Below are entries. Pull out all lines containing "United".

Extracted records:
---
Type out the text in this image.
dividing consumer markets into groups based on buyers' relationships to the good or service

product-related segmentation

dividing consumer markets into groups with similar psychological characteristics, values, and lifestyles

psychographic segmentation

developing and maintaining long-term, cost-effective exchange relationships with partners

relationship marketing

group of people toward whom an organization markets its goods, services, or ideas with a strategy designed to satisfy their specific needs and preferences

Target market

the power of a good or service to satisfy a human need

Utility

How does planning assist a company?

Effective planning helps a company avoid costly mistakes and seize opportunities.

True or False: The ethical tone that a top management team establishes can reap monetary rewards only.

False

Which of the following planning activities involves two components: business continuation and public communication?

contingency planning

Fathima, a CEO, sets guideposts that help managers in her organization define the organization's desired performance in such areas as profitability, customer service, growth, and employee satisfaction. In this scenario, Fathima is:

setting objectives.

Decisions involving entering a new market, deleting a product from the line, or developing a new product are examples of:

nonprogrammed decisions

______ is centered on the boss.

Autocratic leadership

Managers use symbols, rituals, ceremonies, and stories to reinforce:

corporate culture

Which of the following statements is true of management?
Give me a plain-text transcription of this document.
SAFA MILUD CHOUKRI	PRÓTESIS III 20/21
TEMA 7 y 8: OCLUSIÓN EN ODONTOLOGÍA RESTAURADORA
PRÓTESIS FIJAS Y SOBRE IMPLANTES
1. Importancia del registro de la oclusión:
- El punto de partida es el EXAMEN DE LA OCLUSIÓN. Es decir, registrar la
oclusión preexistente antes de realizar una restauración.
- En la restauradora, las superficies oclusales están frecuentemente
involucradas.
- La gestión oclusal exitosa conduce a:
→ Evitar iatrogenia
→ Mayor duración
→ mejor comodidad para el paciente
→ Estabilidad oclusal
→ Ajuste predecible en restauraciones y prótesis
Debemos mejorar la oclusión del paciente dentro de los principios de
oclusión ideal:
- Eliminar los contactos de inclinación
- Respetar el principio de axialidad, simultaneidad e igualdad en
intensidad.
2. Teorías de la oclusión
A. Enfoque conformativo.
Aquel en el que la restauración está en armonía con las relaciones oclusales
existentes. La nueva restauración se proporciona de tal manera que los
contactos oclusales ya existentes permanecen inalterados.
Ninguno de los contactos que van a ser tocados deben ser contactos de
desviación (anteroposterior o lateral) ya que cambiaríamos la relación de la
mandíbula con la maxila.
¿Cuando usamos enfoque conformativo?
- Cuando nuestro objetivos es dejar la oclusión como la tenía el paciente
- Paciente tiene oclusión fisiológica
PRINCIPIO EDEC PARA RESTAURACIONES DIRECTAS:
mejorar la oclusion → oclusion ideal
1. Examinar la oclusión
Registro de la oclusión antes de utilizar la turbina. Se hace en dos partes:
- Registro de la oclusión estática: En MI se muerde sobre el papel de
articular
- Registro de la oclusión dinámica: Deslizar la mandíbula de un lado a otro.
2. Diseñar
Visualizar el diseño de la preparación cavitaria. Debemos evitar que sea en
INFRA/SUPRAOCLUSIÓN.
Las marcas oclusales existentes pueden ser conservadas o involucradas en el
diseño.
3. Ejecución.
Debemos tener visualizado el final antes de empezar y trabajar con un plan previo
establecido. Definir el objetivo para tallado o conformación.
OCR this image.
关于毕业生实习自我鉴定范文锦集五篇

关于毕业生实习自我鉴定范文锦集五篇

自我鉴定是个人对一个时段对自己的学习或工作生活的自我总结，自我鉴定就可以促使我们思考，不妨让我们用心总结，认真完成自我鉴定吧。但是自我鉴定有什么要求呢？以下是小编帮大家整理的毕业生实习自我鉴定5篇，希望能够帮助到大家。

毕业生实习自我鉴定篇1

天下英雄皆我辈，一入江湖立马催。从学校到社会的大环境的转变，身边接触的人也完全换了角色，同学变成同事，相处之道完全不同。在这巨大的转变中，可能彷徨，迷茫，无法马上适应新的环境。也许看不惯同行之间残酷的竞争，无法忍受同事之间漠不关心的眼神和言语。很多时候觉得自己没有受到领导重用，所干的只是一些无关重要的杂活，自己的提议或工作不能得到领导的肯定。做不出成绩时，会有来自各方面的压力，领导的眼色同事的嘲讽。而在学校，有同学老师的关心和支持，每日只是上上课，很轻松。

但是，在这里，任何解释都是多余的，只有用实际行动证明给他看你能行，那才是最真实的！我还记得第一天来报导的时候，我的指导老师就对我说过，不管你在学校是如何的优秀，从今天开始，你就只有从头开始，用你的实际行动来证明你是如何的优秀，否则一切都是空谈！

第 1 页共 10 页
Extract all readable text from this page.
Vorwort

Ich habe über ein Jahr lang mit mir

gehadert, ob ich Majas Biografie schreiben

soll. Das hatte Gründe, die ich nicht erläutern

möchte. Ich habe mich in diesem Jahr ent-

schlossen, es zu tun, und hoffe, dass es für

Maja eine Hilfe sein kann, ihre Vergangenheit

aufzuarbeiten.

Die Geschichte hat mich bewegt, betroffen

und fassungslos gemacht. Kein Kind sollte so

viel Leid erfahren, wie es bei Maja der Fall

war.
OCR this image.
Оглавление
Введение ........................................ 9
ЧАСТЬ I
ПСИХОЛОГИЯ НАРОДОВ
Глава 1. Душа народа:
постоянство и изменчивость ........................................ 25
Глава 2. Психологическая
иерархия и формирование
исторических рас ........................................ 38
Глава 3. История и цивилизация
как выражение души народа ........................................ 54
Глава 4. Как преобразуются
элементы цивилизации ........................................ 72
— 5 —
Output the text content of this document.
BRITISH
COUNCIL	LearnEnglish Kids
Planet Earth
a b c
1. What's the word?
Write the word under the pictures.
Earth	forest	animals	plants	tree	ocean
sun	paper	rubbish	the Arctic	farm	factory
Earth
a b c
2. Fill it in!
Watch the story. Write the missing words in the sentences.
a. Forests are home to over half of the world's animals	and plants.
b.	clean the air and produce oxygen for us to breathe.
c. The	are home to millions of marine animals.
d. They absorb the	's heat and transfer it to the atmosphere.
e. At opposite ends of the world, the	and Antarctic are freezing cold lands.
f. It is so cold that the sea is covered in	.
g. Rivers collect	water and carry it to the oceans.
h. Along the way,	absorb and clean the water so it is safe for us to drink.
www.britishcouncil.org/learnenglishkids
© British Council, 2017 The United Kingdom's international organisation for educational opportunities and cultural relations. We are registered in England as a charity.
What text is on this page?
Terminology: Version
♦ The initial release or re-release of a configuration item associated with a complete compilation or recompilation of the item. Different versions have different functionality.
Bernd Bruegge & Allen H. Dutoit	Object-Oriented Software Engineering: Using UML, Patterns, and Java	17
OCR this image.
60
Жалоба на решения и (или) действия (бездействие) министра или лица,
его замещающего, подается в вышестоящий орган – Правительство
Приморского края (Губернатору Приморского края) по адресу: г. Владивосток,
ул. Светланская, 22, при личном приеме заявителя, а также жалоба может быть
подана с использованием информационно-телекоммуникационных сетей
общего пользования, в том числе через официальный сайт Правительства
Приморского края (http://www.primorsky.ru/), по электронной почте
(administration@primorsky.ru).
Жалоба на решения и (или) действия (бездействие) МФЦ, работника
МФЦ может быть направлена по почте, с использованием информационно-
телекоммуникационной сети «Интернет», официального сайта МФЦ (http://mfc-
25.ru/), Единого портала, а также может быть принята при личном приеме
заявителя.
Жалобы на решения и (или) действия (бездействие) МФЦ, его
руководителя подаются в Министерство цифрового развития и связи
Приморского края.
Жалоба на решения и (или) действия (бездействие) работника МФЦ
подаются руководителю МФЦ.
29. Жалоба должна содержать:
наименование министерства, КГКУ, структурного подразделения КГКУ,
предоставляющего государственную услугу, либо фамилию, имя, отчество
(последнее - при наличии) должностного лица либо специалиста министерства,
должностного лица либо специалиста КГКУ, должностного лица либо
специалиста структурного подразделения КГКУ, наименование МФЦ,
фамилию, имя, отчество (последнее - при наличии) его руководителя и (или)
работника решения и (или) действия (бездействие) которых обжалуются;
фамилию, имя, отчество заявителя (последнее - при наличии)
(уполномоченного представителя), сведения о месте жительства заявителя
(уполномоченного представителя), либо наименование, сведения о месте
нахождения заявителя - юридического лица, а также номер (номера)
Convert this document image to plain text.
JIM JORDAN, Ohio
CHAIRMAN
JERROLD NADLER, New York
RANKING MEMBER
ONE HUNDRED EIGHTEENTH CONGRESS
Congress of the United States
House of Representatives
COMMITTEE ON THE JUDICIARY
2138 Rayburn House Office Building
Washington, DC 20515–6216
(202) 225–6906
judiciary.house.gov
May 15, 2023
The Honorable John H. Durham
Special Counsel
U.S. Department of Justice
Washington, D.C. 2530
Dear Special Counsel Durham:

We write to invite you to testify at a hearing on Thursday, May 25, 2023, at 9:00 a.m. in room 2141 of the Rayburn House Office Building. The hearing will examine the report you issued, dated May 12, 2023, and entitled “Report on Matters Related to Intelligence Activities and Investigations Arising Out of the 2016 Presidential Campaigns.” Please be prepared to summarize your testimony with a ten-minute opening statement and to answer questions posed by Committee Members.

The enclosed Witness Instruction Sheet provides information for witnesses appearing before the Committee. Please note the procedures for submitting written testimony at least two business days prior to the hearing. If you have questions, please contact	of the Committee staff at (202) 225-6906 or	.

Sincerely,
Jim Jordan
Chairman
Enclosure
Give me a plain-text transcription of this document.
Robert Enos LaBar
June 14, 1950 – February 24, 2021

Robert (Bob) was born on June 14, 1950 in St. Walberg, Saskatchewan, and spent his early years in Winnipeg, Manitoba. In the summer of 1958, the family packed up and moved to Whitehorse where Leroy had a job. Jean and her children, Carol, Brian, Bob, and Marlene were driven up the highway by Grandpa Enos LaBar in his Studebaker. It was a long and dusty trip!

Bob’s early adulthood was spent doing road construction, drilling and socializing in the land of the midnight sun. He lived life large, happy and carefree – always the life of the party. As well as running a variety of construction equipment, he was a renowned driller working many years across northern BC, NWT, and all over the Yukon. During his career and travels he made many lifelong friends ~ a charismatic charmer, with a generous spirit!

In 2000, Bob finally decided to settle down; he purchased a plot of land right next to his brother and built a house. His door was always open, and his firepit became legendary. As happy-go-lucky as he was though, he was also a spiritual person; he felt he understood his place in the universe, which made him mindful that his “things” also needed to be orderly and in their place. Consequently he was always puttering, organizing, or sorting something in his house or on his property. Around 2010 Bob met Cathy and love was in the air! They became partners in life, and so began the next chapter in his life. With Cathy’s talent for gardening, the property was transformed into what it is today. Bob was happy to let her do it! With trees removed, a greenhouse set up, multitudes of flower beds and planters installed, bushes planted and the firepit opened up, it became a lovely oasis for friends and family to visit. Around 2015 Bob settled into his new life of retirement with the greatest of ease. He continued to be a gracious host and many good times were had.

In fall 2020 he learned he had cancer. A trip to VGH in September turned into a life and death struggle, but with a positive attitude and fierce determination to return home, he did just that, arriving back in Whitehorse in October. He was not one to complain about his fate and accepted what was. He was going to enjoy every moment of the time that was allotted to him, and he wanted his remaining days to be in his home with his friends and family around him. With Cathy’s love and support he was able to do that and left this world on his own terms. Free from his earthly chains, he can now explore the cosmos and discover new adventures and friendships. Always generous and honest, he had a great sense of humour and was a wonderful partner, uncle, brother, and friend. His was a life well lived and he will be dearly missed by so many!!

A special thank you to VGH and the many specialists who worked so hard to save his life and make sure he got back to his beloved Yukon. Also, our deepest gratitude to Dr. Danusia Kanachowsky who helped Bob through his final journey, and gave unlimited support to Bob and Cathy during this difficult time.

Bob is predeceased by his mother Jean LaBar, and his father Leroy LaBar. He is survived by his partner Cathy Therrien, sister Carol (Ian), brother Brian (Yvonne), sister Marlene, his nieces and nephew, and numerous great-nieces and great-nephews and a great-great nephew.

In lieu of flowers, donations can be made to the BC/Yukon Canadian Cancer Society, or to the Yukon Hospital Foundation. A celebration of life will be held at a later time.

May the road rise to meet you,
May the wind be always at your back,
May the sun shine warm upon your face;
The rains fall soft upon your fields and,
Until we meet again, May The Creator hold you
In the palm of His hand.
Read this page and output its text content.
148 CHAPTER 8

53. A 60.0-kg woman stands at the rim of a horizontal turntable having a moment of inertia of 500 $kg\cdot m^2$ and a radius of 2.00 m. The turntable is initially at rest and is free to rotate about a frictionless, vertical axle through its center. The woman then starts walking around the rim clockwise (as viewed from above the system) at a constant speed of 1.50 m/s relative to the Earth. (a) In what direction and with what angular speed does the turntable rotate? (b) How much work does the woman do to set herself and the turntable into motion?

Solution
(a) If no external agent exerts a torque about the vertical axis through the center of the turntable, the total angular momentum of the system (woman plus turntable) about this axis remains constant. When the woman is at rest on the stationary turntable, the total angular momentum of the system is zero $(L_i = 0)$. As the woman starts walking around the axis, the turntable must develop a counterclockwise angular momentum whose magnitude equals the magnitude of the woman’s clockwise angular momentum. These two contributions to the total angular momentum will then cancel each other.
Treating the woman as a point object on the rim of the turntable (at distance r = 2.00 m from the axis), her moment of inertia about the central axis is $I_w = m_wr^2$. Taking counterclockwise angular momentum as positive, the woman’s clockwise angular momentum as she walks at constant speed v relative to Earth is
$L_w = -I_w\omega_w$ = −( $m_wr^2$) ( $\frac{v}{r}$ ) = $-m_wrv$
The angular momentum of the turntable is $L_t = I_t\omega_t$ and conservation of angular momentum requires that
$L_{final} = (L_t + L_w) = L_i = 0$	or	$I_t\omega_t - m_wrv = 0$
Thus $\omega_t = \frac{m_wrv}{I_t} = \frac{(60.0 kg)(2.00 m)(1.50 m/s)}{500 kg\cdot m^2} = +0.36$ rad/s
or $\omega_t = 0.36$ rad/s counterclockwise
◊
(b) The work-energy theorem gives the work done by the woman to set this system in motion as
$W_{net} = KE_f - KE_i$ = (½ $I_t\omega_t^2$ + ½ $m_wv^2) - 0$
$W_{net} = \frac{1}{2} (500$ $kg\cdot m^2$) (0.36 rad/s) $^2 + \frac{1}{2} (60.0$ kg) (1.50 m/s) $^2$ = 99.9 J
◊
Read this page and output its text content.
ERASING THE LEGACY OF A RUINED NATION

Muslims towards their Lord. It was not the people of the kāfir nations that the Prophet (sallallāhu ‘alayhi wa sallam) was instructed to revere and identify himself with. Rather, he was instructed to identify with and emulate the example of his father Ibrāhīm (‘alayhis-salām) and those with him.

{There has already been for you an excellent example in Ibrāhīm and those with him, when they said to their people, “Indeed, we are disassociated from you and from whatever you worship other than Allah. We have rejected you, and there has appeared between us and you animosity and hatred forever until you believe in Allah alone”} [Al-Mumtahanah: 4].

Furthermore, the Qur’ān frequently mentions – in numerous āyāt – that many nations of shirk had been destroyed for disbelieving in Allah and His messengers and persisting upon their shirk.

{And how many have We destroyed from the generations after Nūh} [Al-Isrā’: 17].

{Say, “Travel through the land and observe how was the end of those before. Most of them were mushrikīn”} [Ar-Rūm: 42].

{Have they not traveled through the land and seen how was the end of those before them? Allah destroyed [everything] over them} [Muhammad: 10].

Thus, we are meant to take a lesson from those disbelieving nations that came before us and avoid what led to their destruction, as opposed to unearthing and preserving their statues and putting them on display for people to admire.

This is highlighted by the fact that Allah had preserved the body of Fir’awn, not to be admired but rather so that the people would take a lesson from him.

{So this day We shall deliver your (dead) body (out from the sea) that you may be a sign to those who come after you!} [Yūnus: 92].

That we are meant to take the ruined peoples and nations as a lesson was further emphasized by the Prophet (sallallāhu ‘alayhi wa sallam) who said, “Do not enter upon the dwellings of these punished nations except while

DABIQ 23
---
_Expected answer_
© British Council, 2017 The United Kingdom's international organisation for educational opportunities and cultural relations. We are registered in England as a charity.
Congress of the United States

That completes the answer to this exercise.